◆ Directions for this task
Take the records underneath and set them down exactly.

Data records
:::

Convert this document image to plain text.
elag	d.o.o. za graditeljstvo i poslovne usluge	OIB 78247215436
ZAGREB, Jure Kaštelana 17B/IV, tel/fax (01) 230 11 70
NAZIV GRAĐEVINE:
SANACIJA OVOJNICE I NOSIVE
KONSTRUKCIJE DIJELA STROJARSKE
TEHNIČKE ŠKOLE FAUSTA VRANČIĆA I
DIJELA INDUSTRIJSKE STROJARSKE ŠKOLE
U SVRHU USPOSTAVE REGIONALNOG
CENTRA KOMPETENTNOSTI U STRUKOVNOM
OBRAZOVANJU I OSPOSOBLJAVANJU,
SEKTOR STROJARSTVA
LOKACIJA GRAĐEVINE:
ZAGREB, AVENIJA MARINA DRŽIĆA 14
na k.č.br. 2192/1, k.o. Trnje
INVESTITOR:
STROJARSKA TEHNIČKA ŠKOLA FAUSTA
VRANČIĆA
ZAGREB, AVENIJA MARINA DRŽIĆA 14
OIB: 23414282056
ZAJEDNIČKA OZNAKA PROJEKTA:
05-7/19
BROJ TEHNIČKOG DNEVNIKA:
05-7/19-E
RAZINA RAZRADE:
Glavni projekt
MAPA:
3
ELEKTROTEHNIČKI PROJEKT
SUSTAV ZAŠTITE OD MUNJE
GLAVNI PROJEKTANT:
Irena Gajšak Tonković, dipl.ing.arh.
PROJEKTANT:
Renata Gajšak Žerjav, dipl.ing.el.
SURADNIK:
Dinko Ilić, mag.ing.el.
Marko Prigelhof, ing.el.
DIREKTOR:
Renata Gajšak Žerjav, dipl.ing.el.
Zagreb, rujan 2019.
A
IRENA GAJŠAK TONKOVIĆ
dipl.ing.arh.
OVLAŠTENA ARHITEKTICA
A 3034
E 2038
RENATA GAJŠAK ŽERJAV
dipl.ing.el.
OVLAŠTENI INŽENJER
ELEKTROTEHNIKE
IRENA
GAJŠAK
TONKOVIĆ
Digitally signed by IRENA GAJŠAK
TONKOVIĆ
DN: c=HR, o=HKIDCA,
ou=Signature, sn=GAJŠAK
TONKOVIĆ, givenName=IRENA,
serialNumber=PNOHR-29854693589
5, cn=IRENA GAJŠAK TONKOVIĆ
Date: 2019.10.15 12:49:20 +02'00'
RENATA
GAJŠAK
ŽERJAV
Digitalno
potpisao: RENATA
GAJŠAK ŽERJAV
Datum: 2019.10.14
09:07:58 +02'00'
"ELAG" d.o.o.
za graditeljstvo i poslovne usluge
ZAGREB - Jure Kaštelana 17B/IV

:::

◆ Correct response
Convert this document image to plain text.
elag	d.o.o. za graditeljstvo i poslovne usluge	OIB 78247215436
ZAGREB, Jure Kaštelana 17B/IV, tel/fax (01) 230 11 70
NAZIV GRAĐEVINE:
SANACIJA OVOJNICE I NOSIVE
KONSTRUKCIJE DIJELA STROJARSKE
TEHNIČKE ŠKOLE FAUSTA VRANČIĆA I
DIJELA INDUSTRIJSKE STROJARSKE ŠKOLE
U SVRHU USPOSTAVE REGIONALNOG
CENTRA KOMPETENTNOSTI U STRUKOVNOM
OBRAZOVANJU I OSPOSOBLJAVANJU,
SEKTOR STROJARSTVA
LOKACIJA GRAĐEVINE:
ZAGREB, AVENIJA MARINA DRŽIĆA 14
na k.č.br. 2192/1, k.o. Trnje
INVESTITOR:
STROJARSKA TEHNIČKA ŠKOLA FAUSTA
VRANČIĆA
ZAGREB, AVENIJA MARINA DRŽIĆA 14
OIB: 23414282056
ZAJEDNIČKA OZNAKA PROJEKTA:
05-7/19
BROJ TEHNIČKOG DNEVNIKA:
05-7/19-E
RAZINA RAZRADE:
Glavni projekt
MAPA:
3
ELEKTROTEHNIČKI PROJEKT
SUSTAV ZAŠTITE OD MUNJE
GLAVNI PROJEKTANT:
Irena Gajšak Tonković, dipl.ing.arh.
PROJEKTANT:
Renata Gajšak Žerjav, dipl.ing.el.
SURADNIK:
Dinko Ilić, mag.ing.el.
Marko Prigelhof, ing.el.
DIREKTOR:
Renata Gajšak Žerjav, dipl.ing.el.
Zagreb, rujan 2019.
A
IRENA GAJŠAK TONKOVIĆ
dipl.ing.arh.
OVLAŠTENA ARHITEKTICA
A 3034
E 2038
RENATA GAJŠAK ŽERJAV
dipl.ing.el.
OVLAŠTENI INŽENJER
ELEKTROTEHNIKE
IRENA
GAJŠAK
TONKOVIĆ
Digitally signed by IRENA GAJŠAK
TONKOVIĆ
DN: c=HR, o=HKIDCA,
ou=Signature, sn=GAJŠAK
TONKOVIĆ, givenName=IRENA,
serialNumber=PNOHR-29854693589
5, cn=IRENA GAJŠAK TONKOVIĆ
Date: 2019.10.15 12:49:20 +02'00'
RENATA
GAJŠAK
ŽERJAV
Digitalno
potpisao: RENATA
GAJŠAK ŽERJAV
Datum: 2019.10.14
09:07:58 +02'00'
"ELAG" d.o.o.
za graditeljstvo i poslovne usluge
ZAGREB - Jure Kaštelana 17B/IV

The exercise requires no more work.